# START OF RECORDS TO PROCESS

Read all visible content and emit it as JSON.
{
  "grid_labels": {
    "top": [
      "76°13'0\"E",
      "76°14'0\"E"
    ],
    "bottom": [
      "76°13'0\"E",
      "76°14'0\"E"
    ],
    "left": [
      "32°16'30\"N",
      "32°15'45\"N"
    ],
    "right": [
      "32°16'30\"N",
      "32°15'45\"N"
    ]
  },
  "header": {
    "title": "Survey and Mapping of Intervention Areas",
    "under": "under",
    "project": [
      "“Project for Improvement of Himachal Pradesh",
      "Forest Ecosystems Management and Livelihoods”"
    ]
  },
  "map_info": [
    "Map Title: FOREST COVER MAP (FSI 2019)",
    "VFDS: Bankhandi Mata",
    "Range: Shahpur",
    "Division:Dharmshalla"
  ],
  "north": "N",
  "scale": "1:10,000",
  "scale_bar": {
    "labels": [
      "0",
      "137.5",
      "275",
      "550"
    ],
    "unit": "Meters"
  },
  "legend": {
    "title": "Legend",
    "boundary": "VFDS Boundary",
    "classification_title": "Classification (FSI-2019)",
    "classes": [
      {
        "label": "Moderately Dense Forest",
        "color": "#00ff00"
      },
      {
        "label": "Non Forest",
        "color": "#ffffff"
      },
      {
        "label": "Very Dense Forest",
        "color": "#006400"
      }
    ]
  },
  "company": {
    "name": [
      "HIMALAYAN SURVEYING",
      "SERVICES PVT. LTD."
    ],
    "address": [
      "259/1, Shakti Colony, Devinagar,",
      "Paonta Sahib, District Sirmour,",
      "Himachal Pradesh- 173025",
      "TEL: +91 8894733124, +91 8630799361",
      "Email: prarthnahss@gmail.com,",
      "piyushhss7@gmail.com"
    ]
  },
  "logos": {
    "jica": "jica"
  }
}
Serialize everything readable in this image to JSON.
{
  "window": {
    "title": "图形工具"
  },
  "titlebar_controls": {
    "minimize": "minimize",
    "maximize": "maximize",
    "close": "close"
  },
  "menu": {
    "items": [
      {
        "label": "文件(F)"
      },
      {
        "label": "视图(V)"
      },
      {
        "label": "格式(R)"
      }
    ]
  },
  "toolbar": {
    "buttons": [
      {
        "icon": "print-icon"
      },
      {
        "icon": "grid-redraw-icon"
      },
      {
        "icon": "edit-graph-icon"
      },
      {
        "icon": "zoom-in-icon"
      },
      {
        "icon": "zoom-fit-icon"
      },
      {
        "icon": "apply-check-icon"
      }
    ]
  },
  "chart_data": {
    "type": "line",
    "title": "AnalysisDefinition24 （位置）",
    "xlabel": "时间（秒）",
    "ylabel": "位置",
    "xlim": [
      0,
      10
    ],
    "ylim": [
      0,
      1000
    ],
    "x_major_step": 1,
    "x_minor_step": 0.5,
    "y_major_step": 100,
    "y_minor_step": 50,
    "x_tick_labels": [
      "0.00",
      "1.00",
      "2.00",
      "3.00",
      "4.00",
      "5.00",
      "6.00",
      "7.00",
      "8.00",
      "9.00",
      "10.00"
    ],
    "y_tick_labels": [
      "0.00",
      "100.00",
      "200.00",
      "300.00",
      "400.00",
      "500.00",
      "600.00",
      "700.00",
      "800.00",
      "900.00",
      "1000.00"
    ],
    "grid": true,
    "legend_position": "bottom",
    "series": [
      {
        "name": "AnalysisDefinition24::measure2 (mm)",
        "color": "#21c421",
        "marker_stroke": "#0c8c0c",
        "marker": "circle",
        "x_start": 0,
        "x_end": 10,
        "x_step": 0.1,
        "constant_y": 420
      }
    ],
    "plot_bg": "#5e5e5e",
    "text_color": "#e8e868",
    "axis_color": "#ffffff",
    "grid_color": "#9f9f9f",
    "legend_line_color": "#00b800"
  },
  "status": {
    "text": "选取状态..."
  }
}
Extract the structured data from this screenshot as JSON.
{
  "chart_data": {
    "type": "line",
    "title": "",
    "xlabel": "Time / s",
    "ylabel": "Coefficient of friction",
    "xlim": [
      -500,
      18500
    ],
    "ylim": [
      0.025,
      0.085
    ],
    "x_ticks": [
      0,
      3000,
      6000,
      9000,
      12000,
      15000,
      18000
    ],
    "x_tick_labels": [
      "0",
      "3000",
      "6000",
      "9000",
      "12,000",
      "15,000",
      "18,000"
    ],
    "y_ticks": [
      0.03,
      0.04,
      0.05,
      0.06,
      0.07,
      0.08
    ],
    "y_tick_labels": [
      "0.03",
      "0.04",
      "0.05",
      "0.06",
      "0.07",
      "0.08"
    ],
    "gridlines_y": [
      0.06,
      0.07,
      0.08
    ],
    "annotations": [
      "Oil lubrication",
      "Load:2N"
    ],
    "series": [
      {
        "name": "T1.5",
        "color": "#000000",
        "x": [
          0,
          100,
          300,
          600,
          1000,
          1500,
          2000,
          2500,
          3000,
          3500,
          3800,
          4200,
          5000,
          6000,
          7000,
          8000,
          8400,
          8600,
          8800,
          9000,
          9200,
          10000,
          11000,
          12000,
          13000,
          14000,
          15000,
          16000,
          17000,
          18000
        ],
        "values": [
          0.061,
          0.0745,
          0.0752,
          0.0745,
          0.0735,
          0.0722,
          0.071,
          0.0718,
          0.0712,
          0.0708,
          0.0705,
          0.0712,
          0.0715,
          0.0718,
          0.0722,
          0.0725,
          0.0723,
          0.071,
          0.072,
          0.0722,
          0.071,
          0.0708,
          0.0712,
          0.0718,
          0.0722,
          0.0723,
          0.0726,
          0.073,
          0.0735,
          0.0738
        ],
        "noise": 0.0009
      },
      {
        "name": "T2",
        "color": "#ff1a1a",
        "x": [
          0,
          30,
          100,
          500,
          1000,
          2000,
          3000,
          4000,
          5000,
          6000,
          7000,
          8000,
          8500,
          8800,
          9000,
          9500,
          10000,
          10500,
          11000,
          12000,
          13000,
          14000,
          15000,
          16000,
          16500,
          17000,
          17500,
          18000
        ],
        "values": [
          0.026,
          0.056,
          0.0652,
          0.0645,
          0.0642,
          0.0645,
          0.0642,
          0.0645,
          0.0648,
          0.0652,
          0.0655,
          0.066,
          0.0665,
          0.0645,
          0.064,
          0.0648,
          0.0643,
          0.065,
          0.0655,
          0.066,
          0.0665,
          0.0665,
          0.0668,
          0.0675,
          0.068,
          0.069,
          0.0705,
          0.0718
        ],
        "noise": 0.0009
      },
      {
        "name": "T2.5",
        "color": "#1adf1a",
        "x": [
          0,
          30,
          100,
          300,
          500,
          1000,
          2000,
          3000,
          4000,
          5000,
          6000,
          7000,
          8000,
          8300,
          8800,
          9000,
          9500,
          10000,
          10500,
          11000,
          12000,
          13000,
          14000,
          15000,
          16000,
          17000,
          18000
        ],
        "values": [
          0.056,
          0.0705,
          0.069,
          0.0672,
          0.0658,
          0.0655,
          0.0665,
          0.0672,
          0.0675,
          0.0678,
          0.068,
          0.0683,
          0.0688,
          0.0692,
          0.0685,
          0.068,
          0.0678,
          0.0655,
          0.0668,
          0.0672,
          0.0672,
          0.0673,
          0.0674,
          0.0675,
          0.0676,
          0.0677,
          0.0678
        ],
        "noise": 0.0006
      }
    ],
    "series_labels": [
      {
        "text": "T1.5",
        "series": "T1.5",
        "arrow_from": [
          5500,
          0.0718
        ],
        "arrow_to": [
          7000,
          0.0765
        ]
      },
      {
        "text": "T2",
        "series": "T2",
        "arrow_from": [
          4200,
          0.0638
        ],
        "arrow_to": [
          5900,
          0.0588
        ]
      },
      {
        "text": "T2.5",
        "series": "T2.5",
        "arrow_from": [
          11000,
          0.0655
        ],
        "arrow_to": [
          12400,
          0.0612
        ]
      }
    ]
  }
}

# END OF RECORDS TO PROCESS

EXERCISE AIM
Pull out every line containing "Himachal".

EXERCISE OUTPUT
      "“Project for Improvement of Himachal Pradesh",
      "Himachal Pradesh- 173025",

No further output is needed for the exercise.